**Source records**
-- -- --

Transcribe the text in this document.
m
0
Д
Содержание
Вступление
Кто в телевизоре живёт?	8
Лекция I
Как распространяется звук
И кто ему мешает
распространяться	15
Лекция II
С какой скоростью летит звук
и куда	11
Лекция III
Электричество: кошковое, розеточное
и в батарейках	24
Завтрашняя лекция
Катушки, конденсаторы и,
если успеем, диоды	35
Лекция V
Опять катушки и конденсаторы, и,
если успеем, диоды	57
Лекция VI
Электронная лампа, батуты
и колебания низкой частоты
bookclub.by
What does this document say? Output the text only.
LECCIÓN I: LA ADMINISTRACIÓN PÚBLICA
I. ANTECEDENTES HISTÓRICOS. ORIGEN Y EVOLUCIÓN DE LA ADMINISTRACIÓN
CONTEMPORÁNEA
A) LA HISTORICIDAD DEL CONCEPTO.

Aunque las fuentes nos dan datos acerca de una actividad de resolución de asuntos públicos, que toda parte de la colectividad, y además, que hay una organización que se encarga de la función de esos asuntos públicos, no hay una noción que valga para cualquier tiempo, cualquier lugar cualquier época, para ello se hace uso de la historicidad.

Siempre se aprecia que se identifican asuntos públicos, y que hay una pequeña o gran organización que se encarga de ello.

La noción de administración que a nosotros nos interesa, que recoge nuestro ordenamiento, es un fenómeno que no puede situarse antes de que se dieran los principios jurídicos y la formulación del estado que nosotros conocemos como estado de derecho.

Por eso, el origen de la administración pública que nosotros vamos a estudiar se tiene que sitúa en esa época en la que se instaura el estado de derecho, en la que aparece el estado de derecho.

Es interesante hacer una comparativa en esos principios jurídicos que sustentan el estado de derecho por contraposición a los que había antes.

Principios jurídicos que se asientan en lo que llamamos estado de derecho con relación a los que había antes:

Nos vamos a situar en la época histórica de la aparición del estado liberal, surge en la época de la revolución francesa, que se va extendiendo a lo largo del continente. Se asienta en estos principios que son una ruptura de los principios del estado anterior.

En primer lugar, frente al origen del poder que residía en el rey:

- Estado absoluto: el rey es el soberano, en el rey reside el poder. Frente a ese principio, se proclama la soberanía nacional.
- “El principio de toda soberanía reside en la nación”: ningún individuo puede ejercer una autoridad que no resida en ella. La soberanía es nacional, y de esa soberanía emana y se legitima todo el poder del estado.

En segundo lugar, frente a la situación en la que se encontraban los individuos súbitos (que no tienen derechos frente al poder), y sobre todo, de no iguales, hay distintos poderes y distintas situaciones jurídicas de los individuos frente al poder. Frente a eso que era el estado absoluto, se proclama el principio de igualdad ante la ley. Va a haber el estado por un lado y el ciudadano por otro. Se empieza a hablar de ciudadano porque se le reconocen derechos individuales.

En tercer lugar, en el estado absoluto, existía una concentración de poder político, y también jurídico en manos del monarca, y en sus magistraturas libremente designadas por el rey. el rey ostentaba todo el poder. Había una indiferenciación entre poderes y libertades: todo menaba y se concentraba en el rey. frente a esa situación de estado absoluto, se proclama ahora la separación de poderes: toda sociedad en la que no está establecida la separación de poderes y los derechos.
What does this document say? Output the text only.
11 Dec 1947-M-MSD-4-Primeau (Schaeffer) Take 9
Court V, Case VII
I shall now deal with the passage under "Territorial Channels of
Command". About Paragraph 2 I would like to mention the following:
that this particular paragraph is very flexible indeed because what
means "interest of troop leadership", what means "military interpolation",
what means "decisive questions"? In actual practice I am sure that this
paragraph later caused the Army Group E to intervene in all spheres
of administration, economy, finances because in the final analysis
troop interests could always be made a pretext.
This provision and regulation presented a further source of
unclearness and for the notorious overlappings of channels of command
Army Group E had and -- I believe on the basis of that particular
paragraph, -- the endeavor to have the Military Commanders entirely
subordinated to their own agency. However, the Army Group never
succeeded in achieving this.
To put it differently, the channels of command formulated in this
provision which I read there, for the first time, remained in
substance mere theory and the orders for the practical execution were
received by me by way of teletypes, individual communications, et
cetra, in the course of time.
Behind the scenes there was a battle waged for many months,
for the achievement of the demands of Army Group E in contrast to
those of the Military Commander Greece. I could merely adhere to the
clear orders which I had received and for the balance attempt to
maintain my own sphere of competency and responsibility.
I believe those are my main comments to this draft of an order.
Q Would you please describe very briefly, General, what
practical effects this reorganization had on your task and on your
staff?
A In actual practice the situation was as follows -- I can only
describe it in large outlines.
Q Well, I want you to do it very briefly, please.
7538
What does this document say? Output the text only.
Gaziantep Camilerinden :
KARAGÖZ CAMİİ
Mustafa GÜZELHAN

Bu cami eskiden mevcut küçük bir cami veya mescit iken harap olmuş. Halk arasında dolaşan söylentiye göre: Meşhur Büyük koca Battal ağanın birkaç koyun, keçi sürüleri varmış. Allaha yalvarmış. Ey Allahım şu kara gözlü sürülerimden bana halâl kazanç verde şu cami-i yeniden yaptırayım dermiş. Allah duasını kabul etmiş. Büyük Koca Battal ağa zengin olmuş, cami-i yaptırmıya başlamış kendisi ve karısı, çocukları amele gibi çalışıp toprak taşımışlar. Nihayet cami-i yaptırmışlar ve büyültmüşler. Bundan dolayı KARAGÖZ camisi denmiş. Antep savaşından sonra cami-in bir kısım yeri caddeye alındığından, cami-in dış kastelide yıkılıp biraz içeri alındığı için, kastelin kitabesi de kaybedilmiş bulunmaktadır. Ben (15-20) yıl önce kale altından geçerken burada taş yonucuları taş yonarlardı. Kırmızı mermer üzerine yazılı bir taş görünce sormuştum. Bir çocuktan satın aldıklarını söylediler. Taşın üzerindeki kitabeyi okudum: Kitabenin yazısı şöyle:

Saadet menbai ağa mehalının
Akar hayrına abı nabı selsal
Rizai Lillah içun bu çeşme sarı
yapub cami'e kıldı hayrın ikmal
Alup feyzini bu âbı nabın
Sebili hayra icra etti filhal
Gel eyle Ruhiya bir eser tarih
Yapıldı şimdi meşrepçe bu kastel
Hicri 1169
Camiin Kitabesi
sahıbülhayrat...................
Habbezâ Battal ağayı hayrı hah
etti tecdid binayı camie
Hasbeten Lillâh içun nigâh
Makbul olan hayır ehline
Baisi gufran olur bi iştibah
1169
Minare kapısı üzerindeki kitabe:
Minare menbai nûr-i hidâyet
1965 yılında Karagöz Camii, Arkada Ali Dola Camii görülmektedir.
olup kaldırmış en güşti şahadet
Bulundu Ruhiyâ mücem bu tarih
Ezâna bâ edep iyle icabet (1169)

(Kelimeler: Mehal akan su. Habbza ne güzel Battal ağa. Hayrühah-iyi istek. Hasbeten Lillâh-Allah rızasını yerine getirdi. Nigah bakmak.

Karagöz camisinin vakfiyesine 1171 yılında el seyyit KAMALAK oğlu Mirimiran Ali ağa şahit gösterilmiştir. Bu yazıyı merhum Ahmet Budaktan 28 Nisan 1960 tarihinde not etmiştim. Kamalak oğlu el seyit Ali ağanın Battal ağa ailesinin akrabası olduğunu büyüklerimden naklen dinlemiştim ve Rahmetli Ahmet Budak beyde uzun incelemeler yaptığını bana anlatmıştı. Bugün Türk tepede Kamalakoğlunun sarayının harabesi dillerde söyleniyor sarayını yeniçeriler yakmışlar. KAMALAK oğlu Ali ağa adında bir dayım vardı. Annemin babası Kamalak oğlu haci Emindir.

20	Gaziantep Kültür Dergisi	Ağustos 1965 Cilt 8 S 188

-- -- --

**Exercise**
Look for "particular" and pull out every line that has it.

**Task output**
that this particular paragraph is very flexible indeed because what
Army Group E had and -- I believe on the basis of that particular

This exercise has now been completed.